Data excerpts:
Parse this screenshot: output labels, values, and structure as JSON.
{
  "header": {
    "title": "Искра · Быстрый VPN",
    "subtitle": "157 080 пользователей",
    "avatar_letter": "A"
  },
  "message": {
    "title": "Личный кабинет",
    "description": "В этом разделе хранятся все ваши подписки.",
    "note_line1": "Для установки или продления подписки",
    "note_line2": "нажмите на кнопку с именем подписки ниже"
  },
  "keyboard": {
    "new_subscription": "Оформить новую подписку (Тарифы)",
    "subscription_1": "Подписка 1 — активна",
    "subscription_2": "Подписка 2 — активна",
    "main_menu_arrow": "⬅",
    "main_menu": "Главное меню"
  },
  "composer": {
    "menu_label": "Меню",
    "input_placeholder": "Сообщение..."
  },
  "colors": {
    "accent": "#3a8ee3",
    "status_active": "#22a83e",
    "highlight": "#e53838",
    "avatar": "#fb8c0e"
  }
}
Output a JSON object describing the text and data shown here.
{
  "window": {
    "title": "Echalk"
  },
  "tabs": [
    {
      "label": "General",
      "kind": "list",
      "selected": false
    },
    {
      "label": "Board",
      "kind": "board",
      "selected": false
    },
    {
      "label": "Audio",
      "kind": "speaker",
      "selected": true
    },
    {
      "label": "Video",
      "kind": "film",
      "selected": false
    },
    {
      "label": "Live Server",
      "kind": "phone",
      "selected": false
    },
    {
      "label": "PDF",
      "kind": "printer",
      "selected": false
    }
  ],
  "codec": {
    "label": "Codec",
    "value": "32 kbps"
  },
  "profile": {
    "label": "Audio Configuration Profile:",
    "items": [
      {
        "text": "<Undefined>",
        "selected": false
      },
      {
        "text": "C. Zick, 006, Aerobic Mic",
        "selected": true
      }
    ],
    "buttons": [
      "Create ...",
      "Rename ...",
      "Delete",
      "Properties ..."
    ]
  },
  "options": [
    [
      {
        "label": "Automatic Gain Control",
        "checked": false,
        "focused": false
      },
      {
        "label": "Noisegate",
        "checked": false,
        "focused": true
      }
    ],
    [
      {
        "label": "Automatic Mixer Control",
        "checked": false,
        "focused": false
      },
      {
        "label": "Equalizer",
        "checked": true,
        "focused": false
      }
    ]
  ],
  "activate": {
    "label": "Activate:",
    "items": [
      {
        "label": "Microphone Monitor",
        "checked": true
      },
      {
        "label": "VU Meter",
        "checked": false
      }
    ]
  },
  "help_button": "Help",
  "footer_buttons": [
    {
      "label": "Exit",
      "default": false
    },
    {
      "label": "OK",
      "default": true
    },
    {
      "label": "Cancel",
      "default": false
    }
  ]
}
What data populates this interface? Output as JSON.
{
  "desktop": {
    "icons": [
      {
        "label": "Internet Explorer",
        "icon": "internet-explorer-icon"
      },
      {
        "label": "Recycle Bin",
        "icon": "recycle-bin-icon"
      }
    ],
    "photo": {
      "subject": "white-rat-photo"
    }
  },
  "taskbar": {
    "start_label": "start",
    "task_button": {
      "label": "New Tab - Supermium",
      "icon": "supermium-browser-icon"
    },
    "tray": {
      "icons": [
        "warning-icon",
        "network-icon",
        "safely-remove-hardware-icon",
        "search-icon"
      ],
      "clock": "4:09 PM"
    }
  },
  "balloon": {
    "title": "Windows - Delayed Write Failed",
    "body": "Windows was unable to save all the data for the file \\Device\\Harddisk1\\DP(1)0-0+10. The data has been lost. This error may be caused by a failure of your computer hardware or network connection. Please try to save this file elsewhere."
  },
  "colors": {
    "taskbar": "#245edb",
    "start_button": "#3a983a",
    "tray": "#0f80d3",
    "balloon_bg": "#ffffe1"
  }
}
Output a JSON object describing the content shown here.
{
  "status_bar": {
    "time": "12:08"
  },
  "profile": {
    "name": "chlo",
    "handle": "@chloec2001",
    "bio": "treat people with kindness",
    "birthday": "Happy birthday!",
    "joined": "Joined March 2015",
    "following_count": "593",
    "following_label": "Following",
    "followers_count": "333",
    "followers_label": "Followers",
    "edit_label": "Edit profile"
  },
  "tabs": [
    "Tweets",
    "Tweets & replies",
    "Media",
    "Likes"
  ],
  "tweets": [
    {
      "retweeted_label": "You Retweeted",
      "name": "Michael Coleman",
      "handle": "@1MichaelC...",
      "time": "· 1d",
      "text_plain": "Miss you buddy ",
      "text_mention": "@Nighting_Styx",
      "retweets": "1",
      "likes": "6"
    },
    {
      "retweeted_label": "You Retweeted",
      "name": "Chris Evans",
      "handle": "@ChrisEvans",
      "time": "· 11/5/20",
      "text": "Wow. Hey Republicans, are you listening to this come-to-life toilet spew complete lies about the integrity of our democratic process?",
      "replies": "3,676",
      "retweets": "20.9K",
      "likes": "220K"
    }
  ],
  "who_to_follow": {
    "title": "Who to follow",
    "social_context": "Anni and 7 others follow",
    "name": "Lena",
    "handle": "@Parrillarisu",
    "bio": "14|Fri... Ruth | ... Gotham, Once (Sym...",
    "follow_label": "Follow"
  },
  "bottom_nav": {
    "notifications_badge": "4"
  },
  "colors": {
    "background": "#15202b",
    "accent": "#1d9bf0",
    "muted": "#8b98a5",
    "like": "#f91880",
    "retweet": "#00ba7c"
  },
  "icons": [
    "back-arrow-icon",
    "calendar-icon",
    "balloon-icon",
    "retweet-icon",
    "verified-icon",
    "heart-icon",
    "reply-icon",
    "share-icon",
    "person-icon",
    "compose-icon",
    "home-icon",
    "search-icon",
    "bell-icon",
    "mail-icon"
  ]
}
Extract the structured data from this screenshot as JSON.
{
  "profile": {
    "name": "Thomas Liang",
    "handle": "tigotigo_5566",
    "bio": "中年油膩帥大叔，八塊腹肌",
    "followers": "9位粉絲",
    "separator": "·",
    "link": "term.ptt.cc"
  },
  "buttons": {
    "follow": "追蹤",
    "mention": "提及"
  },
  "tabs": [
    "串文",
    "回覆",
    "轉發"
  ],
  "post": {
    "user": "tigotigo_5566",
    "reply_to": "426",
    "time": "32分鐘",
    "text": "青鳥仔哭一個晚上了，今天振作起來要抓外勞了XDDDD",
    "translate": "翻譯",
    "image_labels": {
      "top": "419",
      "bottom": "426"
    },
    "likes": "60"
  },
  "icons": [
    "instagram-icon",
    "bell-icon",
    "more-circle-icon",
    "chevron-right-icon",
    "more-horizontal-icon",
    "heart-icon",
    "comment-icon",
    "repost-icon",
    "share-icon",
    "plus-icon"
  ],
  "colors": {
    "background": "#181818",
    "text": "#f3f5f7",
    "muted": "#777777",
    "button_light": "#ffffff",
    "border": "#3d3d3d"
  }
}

Stated goal:
Word for word, write out the data.

Written answer:
Parse this screenshot: output labels, values, and structure as JSON.
{
  "header": {
    "title": "Искра · Быстрый VPN",
    "subtitle": "157 080 пользователей",
    "avatar_letter": "A"
  },
  "message": {
    "title": "Личный кабинет",
    "description": "В этом разделе хранятся все ваши подписки.",
    "note_line1": "Для установки или продления подписки",
    "note_line2": "нажмите на кнопку с именем подписки ниже"
  },
  "keyboard": {
    "new_subscription": "Оформить новую подписку (Тарифы)",
    "subscription_1": "Подписка 1 — активна",
    "subscription_2": "Подписка 2 — активна",
    "main_menu_arrow": "⬅",
    "main_menu": "Главное меню"
  },
  "composer": {
    "menu_label": "Меню",
    "input_placeholder": "Сообщение..."
  },
  "colors": {
    "accent": "#3a8ee3",
    "status_active": "#22a83e",
    "highlight": "#e53838",
    "avatar": "#fb8c0e"
  }
}
Output a JSON object describing the text and data shown here.
{
  "window": {
    "title": "Echalk"
  },
  "tabs": [
    {
      "label": "General",
      "kind": "list",
      "selected": false
    },
    {
      "label": "Board",
      "kind": "board",
      "selected": false
    },
    {
      "label": "Audio",
      "kind": "speaker",
      "selected": true
    },
    {
      "label": "Video",
      "kind": "film",
      "selected": false
    },
    {
      "label": "Live Server",
      "kind": "phone",
      "selected": false
    },
    {
      "label": "PDF",
      "kind": "printer",
      "selected": false
    }
  ],
  "codec": {
    "label": "Codec",
    "value": "32 kbps"
  },
  "profile": {
    "label": "Audio Configuration Profile:",
    "items": [
      {
        "text": "<Undefined>",
        "selected": false
      },
      {
        "text": "C. Zick, 006, Aerobic Mic",
        "selected": true
      }
    ],
    "buttons": [
      "Create ...",
      "Rename ...",
      "Delete",
      "Properties ..."
    ]
  },
  "options": [
    [
      {
        "label": "Automatic Gain Control",
        "checked": false,
        "focused": false
      },
      {
        "label": "Noisegate",
        "checked": false,
        "focused": true
      }
    ],
    [
      {
        "label": "Automatic Mixer Control",
        "checked": false,
        "focused": false
      },
      {
        "label": "Equalizer",
        "checked": true,
        "focused": false
      }
    ]
  ],
  "activate": {
    "label": "Activate:",
    "items": [
      {
        "label": "Microphone Monitor",
        "checked": true
      },
      {
        "label": "VU Meter",
        "checked": false
      }
    ]
  },
  "help_button": "Help",
  "footer_buttons": [
    {
      "label": "Exit",
      "default": false
    },
    {
      "label": "OK",
      "default": true
    },
    {
      "label": "Cancel",
      "default": false
    }
  ]
}
What data populates this interface? Output as JSON.
{
  "desktop": {
    "icons": [
      {
        "label": "Internet Explorer",
        "icon": "internet-explorer-icon"
      },
      {
        "label": "Recycle Bin",
        "icon": "recycle-bin-icon"
      }
    ],
    "photo": {
      "subject": "white-rat-photo"
    }
  },
  "taskbar": {
    "start_label": "start",
    "task_button": {
      "label": "New Tab - Supermium",
      "icon": "supermium-browser-icon"
    },
    "tray": {
      "icons": [
        "warning-icon",
        "network-icon",
        "safely-remove-hardware-icon",
        "search-icon"
      ],
      "clock": "4:09 PM"
    }
  },
  "balloon": {
    "title": "Windows - Delayed Write Failed",
    "body": "Windows was unable to save all the data for the file \\Device\\Harddisk1\\DP(1)0-0+10. The data has been lost. This error may be caused by a failure of your computer hardware or network connection. Please try to save this file elsewhere."
  },
  "colors": {
    "taskbar": "#245edb",
    "start_button": "#3a983a",
    "tray": "#0f80d3",
    "balloon_bg": "#ffffe1"
  }
}
Output a JSON object describing the content shown here.
{
  "status_bar": {
    "time": "12:08"
  },
  "profile": {
    "name": "chlo",
    "handle": "@chloec2001",
    "bio": "treat people with kindness",
    "birthday": "Happy birthday!",
    "joined": "Joined March 2015",
    "following_count": "593",
    "following_label": "Following",
    "followers_count": "333",
    "followers_label": "Followers",
    "edit_label": "Edit profile"
  },
  "tabs": [
    "Tweets",
    "Tweets & replies",
    "Media",
    "Likes"
  ],
  "tweets": [
    {
      "retweeted_label": "You Retweeted",
      "name": "Michael Coleman",
      "handle": "@1MichaelC...",
      "time": "· 1d",
      "text_plain": "Miss you buddy ",
      "text_mention": "@Nighting_Styx",
      "retweets": "1",
      "likes": "6"
    },
    {
      "retweeted_label": "You Retweeted",
      "name": "Chris Evans",
      "handle": "@ChrisEvans",
      "time": "· 11/5/20",
      "text": "Wow. Hey Republicans, are you listening to this come-to-life toilet spew complete lies about the integrity of our democratic process?",
      "replies": "3,676",
      "retweets": "20.9K",
      "likes": "220K"
    }
  ],
  "who_to_follow": {
    "title": "Who to follow",
    "social_context": "Anni and 7 others follow",
    "name": "Lena",
    "handle": "@Parrillarisu",
    "bio": "14|Fri... Ruth | ... Gotham, Once (Sym...",
    "follow_label": "Follow"
  },
  "bottom_nav": {
    "notifications_badge": "4"
  },
  "colors": {
    "background": "#15202b",
    "accent": "#1d9bf0",
    "muted": "#8b98a5",
    "like": "#f91880",
    "retweet": "#00ba7c"
  },
  "icons": [
    "back-arrow-icon",
    "calendar-icon",
    "balloon-icon",
    "retweet-icon",
    "verified-icon",
    "heart-icon",
    "reply-icon",
    "share-icon",
    "person-icon",
    "compose-icon",
    "home-icon",
    "search-icon",
    "bell-icon",
    "mail-icon"
  ]
}
Extract the structured data from this screenshot as JSON.
{
  "profile": {
    "name": "Thomas Liang",
    "handle": "tigotigo_5566",
    "bio": "中年油膩帥大叔，八塊腹肌",
    "followers": "9位粉絲",
    "separator": "·",
    "link": "term.ptt.cc"
  },
  "buttons": {
    "follow": "追蹤",
    "mention": "提及"
  },
  "tabs": [
    "串文",
    "回覆",
    "轉發"
  ],
  "post": {
    "user": "tigotigo_5566",
    "reply_to": "426",
    "time": "32分鐘",
    "text": "青鳥仔哭一個晚上了，今天振作起來要抓外勞了XDDDD",
    "translate": "翻譯",
    "image_labels": {
      "top": "419",
      "bottom": "426"
    },
    "likes": "60"
  },
  "icons": [
    "instagram-icon",
    "bell-icon",
    "more-circle-icon",
    "chevron-right-icon",
    "more-horizontal-icon",
    "heart-icon",
    "comment-icon",
    "repost-icon",
    "share-icon",
    "plus-icon"
  ],
  "colors": {
    "background": "#181818",
    "text": "#f3f5f7",
    "muted": "#777777",
    "button_light": "#ffffff",
    "border": "#3d3d3d"
  }
}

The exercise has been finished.